:: RECORDS PROVIDED ::

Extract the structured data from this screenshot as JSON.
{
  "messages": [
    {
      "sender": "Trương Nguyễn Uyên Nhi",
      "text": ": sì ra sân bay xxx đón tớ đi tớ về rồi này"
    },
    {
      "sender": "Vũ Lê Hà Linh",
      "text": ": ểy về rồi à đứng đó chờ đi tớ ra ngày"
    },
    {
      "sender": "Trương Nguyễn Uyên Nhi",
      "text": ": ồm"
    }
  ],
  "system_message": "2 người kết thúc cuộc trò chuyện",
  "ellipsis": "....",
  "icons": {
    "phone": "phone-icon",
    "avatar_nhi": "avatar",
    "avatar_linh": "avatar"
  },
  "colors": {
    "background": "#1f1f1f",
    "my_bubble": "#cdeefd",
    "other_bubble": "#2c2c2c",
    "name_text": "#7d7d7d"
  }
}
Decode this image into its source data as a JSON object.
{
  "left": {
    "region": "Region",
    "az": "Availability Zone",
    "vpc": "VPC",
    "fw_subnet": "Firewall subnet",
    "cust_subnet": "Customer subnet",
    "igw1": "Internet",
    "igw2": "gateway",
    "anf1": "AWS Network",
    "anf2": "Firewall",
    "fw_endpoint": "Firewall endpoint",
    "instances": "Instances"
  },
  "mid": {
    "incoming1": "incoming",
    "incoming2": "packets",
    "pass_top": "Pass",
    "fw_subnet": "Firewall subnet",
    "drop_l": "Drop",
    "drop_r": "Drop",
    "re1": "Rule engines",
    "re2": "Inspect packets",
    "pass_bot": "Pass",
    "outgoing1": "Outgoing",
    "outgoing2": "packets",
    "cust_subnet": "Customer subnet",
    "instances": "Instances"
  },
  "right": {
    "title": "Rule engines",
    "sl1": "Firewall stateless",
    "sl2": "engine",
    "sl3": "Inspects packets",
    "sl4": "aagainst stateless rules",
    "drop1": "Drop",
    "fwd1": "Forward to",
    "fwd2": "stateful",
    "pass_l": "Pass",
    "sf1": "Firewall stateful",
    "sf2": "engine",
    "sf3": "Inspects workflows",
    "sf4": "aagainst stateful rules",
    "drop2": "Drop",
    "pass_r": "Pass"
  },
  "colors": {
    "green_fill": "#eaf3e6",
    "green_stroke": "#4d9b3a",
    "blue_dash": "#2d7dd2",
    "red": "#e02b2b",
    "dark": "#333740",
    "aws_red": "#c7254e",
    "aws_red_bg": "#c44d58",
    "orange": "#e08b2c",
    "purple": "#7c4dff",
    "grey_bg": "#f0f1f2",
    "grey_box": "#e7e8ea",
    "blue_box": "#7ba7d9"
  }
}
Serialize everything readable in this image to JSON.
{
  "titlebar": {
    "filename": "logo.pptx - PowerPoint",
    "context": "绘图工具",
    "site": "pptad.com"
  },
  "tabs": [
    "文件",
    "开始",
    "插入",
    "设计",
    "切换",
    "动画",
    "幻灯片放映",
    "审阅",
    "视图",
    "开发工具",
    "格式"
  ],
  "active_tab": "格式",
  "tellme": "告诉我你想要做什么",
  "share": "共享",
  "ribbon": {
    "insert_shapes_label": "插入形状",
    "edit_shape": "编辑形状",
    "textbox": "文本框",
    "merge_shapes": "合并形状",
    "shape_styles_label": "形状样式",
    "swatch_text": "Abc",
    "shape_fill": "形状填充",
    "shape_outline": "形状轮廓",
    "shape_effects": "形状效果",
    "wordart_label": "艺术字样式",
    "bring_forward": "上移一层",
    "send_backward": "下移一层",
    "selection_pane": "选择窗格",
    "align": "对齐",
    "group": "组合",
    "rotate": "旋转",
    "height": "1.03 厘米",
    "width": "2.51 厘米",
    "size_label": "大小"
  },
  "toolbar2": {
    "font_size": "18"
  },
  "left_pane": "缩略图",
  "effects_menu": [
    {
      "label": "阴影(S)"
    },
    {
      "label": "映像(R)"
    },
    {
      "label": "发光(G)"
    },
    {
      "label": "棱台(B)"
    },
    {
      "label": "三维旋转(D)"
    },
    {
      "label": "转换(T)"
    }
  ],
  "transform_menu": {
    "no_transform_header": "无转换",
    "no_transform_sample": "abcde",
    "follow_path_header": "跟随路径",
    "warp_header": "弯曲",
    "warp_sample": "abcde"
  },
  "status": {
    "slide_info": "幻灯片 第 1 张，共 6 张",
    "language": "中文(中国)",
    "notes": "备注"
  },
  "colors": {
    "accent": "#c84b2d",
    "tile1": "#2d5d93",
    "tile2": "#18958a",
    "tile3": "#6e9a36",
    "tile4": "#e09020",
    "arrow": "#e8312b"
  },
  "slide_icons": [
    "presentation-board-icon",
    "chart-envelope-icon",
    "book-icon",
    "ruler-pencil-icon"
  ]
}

:::

- **WRITTEN PROBLEM**
In the lines above, find each one with "aagainst" and list it.

- **EXERCISE RESPONSE**
    "sl4": "aagainst stateless rules",
    "sf4": "aagainst stateful rules",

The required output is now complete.